◆ **DATA SUPPLIED**:
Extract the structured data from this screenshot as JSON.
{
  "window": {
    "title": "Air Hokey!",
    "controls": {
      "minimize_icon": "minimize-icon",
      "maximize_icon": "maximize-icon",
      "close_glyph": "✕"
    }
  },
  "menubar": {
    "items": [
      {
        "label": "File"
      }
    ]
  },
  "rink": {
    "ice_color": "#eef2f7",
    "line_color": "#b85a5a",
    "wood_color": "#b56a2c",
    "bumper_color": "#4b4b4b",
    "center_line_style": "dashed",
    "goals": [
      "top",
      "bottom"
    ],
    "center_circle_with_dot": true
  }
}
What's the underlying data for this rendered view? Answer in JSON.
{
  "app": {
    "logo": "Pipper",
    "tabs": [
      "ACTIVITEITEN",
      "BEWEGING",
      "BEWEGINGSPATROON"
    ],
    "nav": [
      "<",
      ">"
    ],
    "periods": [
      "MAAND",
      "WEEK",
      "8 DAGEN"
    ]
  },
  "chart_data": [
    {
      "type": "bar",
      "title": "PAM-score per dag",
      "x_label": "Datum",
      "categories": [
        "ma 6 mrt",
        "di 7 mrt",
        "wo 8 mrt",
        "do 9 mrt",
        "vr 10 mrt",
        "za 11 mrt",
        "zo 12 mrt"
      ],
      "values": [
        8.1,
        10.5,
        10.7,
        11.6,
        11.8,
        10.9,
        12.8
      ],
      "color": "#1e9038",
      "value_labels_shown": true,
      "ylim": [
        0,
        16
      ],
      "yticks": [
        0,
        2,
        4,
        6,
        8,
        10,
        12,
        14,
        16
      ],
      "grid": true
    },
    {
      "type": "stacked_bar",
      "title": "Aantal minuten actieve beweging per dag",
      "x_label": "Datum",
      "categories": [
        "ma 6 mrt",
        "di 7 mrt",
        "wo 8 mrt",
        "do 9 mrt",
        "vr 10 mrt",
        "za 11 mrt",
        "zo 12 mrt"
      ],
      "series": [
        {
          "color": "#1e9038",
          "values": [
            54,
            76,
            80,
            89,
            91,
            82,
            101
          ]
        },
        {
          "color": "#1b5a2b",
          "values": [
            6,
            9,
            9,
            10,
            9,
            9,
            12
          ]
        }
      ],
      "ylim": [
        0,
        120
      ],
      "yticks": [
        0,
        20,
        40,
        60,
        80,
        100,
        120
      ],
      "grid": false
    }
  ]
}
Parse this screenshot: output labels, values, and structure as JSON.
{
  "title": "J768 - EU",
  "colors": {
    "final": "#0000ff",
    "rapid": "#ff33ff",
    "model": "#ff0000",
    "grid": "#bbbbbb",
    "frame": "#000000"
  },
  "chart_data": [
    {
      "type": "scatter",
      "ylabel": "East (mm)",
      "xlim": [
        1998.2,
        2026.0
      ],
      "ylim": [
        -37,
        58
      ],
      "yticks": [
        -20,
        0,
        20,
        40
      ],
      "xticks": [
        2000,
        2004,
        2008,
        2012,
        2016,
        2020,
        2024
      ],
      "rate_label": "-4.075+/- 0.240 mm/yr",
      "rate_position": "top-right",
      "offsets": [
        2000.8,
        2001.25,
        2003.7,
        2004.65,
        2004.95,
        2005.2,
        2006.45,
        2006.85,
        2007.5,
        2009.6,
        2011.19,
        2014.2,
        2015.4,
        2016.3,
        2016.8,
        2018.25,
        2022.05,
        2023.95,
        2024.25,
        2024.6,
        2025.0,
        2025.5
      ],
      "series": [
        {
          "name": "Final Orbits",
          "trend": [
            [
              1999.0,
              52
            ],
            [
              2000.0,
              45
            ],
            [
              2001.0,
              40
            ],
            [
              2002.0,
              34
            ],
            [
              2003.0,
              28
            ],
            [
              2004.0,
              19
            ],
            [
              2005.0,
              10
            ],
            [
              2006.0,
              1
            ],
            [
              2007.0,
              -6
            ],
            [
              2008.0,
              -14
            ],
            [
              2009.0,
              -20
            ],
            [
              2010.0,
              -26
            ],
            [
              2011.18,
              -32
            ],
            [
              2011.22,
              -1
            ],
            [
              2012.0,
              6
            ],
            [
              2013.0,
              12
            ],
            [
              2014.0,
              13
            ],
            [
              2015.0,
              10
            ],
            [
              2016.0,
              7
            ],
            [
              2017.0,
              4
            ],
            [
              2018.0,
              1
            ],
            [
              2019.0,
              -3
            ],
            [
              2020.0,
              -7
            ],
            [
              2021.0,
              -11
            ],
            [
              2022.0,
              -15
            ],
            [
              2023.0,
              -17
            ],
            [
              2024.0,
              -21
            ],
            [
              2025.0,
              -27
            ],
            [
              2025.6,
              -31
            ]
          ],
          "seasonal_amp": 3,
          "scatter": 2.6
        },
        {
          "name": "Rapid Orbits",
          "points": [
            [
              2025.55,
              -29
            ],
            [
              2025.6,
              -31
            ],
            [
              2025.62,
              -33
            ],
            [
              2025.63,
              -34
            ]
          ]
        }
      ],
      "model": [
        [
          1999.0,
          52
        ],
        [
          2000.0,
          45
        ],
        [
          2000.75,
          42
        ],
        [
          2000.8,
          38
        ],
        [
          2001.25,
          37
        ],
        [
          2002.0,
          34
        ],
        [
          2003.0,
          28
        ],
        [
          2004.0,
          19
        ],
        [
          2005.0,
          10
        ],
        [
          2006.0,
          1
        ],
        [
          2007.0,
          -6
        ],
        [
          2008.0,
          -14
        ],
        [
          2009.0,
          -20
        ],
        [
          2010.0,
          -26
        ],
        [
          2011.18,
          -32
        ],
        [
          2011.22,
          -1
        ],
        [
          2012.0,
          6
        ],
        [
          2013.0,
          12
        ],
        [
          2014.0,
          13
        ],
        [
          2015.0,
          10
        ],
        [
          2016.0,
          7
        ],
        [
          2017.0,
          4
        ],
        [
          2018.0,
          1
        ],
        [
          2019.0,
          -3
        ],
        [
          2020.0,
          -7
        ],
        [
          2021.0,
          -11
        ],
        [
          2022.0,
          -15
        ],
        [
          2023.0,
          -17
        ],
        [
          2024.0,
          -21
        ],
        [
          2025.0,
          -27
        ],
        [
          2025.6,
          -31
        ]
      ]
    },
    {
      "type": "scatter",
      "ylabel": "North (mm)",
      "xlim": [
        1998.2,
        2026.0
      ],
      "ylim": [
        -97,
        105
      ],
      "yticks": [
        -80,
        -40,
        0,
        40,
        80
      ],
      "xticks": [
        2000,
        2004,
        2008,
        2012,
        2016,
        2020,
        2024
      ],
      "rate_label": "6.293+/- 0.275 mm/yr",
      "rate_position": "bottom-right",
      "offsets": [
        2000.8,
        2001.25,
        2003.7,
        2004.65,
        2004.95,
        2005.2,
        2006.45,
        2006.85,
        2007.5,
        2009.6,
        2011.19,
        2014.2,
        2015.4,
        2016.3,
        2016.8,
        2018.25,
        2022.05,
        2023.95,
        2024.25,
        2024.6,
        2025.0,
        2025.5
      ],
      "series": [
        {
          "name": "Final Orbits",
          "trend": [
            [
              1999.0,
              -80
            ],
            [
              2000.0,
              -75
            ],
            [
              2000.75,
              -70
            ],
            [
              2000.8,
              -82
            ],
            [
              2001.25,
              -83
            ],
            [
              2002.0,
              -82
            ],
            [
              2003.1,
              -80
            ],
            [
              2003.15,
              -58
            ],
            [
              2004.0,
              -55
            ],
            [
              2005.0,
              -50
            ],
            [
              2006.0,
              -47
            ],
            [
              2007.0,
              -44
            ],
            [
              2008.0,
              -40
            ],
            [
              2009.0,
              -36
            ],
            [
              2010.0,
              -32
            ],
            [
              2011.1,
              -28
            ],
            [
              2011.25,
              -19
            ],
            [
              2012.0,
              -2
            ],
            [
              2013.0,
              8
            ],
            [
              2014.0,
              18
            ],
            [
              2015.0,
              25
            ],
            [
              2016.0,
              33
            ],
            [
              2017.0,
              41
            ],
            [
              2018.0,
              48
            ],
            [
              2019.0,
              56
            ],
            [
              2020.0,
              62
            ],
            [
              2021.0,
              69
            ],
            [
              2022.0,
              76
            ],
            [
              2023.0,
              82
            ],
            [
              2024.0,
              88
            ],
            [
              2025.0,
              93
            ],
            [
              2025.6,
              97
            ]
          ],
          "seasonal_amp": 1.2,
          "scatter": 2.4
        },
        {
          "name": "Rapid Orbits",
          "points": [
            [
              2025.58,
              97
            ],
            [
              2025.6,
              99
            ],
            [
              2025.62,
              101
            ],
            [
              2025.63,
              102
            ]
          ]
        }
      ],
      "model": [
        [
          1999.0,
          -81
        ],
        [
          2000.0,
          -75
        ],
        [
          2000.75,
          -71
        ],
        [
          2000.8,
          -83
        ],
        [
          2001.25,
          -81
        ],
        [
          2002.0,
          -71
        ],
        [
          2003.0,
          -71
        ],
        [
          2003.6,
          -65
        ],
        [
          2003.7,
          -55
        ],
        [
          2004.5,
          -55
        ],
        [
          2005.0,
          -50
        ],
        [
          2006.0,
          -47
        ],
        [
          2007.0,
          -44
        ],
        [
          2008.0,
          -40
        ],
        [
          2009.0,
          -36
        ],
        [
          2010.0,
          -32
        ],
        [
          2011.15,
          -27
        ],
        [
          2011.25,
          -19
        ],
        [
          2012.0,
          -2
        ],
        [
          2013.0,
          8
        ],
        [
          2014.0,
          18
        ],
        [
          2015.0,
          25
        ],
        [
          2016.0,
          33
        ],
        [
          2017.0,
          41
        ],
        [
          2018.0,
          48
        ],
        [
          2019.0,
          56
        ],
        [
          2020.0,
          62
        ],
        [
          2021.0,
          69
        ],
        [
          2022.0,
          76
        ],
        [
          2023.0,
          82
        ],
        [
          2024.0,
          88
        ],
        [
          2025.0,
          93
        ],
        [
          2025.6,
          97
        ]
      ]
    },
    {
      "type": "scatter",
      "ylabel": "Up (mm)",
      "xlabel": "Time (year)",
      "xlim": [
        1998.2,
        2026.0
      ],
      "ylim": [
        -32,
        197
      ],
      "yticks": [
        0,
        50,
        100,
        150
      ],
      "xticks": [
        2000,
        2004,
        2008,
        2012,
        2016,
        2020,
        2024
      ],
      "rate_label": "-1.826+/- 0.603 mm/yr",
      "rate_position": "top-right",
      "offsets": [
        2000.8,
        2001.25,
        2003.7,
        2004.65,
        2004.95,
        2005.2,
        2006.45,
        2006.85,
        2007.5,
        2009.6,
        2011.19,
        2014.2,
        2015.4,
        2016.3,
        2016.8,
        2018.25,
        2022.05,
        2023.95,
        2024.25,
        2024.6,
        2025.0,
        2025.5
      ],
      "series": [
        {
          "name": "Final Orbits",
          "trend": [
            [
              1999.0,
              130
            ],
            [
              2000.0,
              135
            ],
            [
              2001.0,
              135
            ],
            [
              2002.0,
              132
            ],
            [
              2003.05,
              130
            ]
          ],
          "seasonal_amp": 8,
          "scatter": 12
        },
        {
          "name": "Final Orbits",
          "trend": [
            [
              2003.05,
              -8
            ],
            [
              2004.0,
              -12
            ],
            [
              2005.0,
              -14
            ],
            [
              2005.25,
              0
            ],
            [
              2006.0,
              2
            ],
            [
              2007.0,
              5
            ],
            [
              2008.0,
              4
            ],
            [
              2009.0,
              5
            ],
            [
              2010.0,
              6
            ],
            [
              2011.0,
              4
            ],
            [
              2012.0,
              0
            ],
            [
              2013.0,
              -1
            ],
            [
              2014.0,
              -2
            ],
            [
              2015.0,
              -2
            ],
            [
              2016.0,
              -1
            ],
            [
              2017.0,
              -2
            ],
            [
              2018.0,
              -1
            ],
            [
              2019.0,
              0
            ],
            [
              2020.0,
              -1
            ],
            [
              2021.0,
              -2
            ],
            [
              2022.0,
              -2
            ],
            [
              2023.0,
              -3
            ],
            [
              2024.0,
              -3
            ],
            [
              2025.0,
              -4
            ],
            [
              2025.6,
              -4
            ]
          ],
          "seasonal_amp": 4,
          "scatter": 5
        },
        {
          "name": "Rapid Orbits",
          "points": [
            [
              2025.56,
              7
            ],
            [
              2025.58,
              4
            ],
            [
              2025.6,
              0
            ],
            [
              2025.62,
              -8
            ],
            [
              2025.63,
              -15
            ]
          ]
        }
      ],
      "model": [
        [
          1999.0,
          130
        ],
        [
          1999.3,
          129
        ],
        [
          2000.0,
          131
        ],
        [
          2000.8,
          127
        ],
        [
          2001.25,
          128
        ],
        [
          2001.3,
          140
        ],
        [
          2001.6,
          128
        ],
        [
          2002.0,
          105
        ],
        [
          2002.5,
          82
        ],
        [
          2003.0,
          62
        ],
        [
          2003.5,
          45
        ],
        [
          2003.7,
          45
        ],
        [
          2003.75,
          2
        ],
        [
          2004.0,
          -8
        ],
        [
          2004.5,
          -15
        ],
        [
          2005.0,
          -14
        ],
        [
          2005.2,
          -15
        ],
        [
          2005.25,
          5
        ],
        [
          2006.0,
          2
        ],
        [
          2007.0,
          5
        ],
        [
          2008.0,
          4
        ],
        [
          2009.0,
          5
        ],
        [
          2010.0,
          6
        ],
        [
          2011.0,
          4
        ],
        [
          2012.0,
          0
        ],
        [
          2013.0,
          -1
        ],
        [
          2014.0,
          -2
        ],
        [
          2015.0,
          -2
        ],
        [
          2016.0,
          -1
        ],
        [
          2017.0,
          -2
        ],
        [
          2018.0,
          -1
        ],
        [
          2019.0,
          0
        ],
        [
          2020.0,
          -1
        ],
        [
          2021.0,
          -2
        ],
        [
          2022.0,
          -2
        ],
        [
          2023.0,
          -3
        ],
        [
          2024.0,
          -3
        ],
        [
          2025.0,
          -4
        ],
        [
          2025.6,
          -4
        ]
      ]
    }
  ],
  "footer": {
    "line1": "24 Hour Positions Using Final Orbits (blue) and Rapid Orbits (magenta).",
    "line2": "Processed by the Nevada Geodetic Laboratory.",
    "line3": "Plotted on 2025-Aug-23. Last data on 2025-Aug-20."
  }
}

◆ **BRIEF**: What is the number of lines in the records that contain the word "this"? Answer with the number and nothing else.

◆ **EXERCISE SOLUTION**: 3